### Problem statement
From the line containing "Convert this screenshot" through the last line of the entries below, repeat each line word for word and leave out the rest.

### Information supplied
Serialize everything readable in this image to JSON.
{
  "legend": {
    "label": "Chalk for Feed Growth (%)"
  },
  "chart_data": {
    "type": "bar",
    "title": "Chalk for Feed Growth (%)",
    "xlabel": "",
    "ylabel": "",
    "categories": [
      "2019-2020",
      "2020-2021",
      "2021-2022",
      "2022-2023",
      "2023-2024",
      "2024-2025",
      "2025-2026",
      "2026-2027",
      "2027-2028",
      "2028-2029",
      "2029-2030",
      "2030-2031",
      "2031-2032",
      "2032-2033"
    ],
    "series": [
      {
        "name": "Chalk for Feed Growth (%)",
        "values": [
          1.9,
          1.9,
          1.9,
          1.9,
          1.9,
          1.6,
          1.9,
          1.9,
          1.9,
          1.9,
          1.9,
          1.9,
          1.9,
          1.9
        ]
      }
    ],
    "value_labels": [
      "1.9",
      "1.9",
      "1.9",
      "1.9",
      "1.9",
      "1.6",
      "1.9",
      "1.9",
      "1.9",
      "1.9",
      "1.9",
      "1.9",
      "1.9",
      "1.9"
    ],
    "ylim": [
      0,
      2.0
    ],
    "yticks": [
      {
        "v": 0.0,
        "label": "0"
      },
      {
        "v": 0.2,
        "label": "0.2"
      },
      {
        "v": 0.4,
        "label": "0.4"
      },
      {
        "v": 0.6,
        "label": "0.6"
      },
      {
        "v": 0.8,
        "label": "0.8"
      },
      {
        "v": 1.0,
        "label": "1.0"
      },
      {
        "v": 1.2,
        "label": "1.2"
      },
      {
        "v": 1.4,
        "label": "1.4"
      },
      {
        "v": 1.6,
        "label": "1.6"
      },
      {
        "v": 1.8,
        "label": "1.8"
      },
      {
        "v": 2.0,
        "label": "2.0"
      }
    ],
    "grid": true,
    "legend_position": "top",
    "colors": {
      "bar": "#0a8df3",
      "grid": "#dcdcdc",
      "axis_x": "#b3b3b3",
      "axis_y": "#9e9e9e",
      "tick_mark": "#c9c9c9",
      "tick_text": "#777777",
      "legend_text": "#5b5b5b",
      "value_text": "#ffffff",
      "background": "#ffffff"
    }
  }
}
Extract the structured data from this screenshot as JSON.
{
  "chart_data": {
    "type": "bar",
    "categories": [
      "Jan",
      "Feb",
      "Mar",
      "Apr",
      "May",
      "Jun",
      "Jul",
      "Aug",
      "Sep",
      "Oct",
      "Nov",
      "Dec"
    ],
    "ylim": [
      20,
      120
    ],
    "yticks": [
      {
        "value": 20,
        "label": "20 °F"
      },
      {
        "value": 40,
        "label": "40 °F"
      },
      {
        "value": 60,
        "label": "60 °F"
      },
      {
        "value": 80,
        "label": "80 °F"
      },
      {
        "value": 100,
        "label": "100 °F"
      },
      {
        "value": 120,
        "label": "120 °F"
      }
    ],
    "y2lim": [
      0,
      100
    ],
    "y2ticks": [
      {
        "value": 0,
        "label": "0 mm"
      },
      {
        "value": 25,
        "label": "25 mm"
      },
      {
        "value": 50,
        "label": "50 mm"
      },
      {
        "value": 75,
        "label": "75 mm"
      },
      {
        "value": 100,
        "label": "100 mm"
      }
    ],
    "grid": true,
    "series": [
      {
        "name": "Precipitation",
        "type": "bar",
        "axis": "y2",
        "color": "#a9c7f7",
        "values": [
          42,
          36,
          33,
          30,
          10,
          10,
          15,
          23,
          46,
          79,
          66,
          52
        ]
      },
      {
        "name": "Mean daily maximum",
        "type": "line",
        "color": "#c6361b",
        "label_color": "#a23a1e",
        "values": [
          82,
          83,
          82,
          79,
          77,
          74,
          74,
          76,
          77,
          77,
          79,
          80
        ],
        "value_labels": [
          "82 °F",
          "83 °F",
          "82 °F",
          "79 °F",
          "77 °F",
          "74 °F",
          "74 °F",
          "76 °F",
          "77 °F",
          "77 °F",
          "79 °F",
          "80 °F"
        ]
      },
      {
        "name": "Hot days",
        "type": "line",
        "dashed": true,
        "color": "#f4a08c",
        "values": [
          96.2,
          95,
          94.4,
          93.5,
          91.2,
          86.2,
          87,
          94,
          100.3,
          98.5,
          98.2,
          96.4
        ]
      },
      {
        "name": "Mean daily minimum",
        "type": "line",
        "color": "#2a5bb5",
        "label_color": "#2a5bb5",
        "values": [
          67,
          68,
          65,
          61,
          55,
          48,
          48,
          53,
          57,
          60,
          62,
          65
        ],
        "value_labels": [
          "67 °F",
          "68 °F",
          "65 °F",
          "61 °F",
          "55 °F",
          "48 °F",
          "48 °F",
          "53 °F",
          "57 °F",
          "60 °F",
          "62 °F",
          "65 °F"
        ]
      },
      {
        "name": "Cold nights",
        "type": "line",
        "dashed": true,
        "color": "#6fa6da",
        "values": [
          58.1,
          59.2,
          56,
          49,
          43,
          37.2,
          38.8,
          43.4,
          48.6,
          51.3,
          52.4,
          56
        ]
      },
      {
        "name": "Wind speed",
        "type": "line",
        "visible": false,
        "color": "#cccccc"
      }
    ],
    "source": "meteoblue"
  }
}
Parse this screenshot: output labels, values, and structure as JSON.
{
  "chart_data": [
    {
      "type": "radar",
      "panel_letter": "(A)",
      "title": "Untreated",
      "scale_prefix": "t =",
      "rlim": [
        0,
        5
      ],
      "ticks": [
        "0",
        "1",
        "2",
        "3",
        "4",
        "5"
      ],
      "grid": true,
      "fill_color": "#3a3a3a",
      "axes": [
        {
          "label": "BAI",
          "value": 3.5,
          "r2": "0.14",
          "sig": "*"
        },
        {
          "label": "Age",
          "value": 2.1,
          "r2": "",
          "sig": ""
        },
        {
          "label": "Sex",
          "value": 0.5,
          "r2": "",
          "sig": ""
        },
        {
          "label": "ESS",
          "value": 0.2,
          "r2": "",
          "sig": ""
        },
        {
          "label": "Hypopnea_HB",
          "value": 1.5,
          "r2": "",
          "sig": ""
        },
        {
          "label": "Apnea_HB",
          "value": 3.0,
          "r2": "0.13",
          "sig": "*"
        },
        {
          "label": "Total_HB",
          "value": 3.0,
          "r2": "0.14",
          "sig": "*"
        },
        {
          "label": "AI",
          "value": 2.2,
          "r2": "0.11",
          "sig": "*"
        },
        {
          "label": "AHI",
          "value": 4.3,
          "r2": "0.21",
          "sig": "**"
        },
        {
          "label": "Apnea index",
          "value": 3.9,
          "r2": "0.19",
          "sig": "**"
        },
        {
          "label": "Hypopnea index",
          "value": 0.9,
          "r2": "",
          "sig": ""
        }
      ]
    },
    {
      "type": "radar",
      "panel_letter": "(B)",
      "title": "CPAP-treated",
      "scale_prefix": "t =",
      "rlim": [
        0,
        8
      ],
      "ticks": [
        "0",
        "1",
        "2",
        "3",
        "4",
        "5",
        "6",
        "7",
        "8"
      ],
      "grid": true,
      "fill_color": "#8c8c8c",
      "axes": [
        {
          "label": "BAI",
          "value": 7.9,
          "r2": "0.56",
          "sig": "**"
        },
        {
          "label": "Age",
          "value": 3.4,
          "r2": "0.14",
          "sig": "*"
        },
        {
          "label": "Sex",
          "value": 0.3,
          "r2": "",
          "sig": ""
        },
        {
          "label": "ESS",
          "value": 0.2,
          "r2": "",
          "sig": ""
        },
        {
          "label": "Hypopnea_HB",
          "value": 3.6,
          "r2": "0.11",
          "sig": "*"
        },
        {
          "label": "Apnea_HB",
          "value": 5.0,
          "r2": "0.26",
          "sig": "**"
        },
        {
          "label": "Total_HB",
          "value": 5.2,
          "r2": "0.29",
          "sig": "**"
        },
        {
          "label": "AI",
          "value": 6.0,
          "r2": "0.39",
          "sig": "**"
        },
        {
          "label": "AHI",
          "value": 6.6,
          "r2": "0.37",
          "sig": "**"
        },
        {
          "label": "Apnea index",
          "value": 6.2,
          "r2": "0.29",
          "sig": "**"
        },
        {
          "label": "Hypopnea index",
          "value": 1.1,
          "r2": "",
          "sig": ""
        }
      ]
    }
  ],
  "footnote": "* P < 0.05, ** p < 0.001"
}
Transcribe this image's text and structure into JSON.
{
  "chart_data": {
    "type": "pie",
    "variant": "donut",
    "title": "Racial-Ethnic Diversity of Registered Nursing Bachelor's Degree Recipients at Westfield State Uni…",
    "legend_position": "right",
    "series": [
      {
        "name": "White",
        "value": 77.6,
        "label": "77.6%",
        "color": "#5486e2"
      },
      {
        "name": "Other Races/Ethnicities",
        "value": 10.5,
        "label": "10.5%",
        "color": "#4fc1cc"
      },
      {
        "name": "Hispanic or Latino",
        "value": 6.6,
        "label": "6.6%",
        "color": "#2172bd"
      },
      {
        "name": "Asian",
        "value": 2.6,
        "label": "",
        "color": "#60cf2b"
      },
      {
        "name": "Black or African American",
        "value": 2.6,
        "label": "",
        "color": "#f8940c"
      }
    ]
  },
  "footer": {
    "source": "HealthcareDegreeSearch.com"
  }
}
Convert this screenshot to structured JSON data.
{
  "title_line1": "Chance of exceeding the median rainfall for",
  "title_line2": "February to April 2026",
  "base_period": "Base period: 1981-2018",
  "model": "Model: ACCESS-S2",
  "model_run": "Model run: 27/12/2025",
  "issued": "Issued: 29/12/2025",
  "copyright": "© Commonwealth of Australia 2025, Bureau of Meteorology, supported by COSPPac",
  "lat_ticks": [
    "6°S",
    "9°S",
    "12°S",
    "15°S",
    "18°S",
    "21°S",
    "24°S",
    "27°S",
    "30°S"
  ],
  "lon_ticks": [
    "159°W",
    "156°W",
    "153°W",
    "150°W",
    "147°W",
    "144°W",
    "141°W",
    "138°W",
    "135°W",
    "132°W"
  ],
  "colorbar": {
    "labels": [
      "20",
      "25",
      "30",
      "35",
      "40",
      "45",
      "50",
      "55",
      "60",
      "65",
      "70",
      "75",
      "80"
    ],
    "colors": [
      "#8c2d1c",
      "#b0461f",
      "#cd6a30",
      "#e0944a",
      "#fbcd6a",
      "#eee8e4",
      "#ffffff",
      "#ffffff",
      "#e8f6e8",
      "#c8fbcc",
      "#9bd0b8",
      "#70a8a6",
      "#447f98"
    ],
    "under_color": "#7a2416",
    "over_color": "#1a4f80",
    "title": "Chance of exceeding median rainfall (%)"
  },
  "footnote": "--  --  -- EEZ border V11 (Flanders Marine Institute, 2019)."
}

### Completed task
Convert this screenshot to structured JSON data.
{
  "title_line1": "Chance of exceeding the median rainfall for",
  "title_line2": "February to April 2026",
  "base_period": "Base period: 1981-2018",
  "model": "Model: ACCESS-S2",
  "model_run": "Model run: 27/12/2025",
  "issued": "Issued: 29/12/2025",
  "copyright": "© Commonwealth of Australia 2025, Bureau of Meteorology, supported by COSPPac",
  "lat_ticks": [
    "6°S",
    "9°S",
    "12°S",
    "15°S",
    "18°S",
    "21°S",
    "24°S",
    "27°S",
    "30°S"
  ],
  "lon_ticks": [
    "159°W",
    "156°W",
    "153°W",
    "150°W",
    "147°W",
    "144°W",
    "141°W",
    "138°W",
    "135°W",
    "132°W"
  ],
  "colorbar": {
    "labels": [
      "20",
      "25",
      "30",
      "35",
      "40",
      "45",
      "50",
      "55",
      "60",
      "65",
      "70",
      "75",
      "80"
    ],
    "colors": [
      "#8c2d1c",
      "#b0461f",
      "#cd6a30",
      "#e0944a",
      "#fbcd6a",
      "#eee8e4",
      "#ffffff",
      "#ffffff",
      "#e8f6e8",
      "#c8fbcc",
      "#9bd0b8",
      "#70a8a6",
      "#447f98"
    ],
    "under_color": "#7a2416",
    "over_color": "#1a4f80",
    "title": "Chance of exceeding median rainfall (%)"
  },
  "footnote": "--  --  -- EEZ border V11 (Flanders Marine Institute, 2019)."
}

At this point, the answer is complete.